**A run of records:**
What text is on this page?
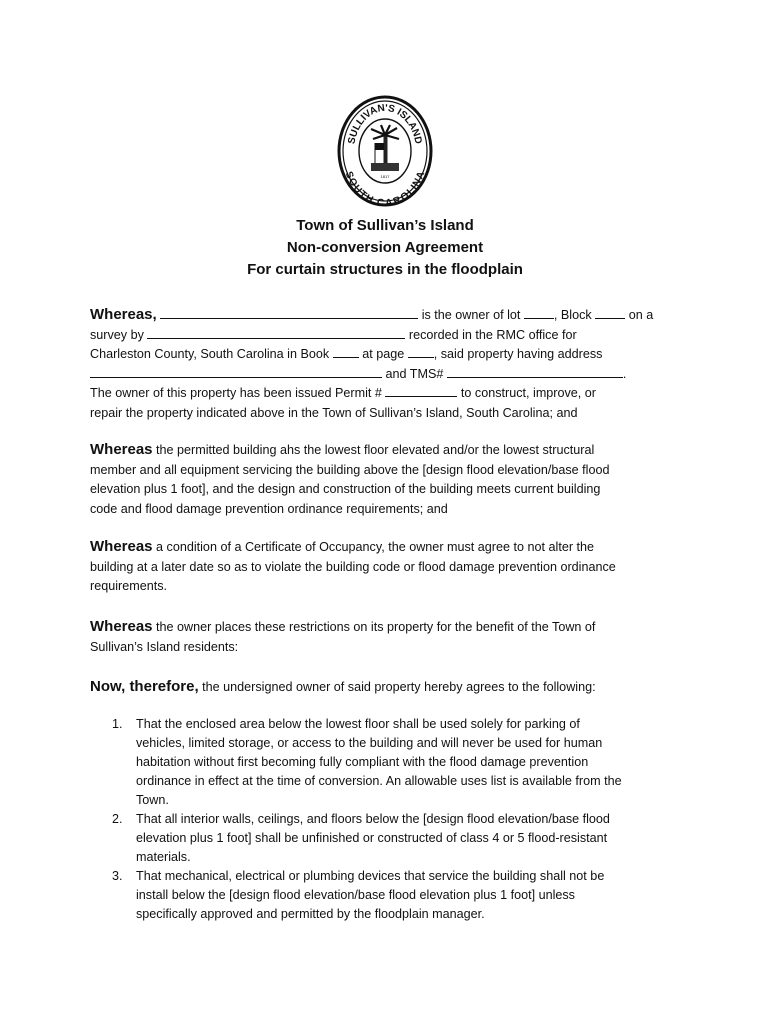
SULLIVAN'S ISLAND
SOUTH CAROLINA
1817
Town of Sullivan’s Island
Non-conversion Agreement
For curtain structures in the floodplain
Whereas,	is the owner of lot	, Block	on a
survey by	recorded in the RMC office for
Charleston County, South Carolina in Book	at page , said property having address
and TMS#	.
The owner of this property has been issued Permit #	to construct, improve, or
repair the property indicated above in the Town of Sullivan’s Island, South Carolina; and
Whereas the permitted building ahs the lowest floor elevated and/or the lowest structural
member and all equipment servicing the building above the [design flood elevation/base flood
elevation plus 1 foot], and the design and construction of the building meets current building
code and flood damage prevention ordinance requirements; and
Whereas a condition of a Certificate of Occupancy, the owner must agree to not alter the
building at a later date so as to violate the building code or flood damage prevention ordinance
requirements.
Whereas the owner places these restrictions on its property for the benefit of the Town of
Sullivan’s Island residents:
Now, therefore, the undersigned owner of said property hereby agrees to the following:
1. That the enclosed area below the lowest floor shall be used solely for parking of
vehicles, limited storage, or access to the building and will never be used for human
habitation without first becoming fully compliant with the flood damage prevention
ordinance in effect at the time of conversion. An allowable uses list is available from the
Town.
2. That all interior walls, ceilings, and floors below the [design flood elevation/base flood
elevation plus 1 foot] shall be unfinished or constructed of class 4 or 5 flood-resistant
materials.
3. That mechanical, electrical or plumbing devices that service the building shall not be
install below the [design flood elevation/base flood elevation plus 1 foot] unless
specifically approved and permitted by the floodplain manager.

**Work to complete:** Reproduce the whole listing word for word, setting aside any pictures.

**Task response:**
What text is on this page?
SULLIVAN'S ISLAND
SOUTH CAROLINA
1817
Town of Sullivan’s Island
Non-conversion Agreement
For curtain structures in the floodplain
Whereas,	is the owner of lot	, Block	on a
survey by	recorded in the RMC office for
Charleston County, South Carolina in Book	at page , said property having address
and TMS#	.
The owner of this property has been issued Permit #	to construct, improve, or
repair the property indicated above in the Town of Sullivan’s Island, South Carolina; and
Whereas the permitted building ahs the lowest floor elevated and/or the lowest structural
member and all equipment servicing the building above the [design flood elevation/base flood
elevation plus 1 foot], and the design and construction of the building meets current building
code and flood damage prevention ordinance requirements; and
Whereas a condition of a Certificate of Occupancy, the owner must agree to not alter the
building at a later date so as to violate the building code or flood damage prevention ordinance
requirements.
Whereas the owner places these restrictions on its property for the benefit of the Town of
Sullivan’s Island residents:
Now, therefore, the undersigned owner of said property hereby agrees to the following:
1. That the enclosed area below the lowest floor shall be used solely for parking of
vehicles, limited storage, or access to the building and will never be used for human
habitation without first becoming fully compliant with the flood damage prevention
ordinance in effect at the time of conversion. An allowable uses list is available from the
Town.
2. That all interior walls, ceilings, and floors below the [design flood elevation/base flood
elevation plus 1 foot] shall be unfinished or constructed of class 4 or 5 flood-resistant
materials.
3. That mechanical, electrical or plumbing devices that service the building shall not be
install below the [design flood elevation/base flood elevation plus 1 foot] unless
specifically approved and permitted by the floodplain manager.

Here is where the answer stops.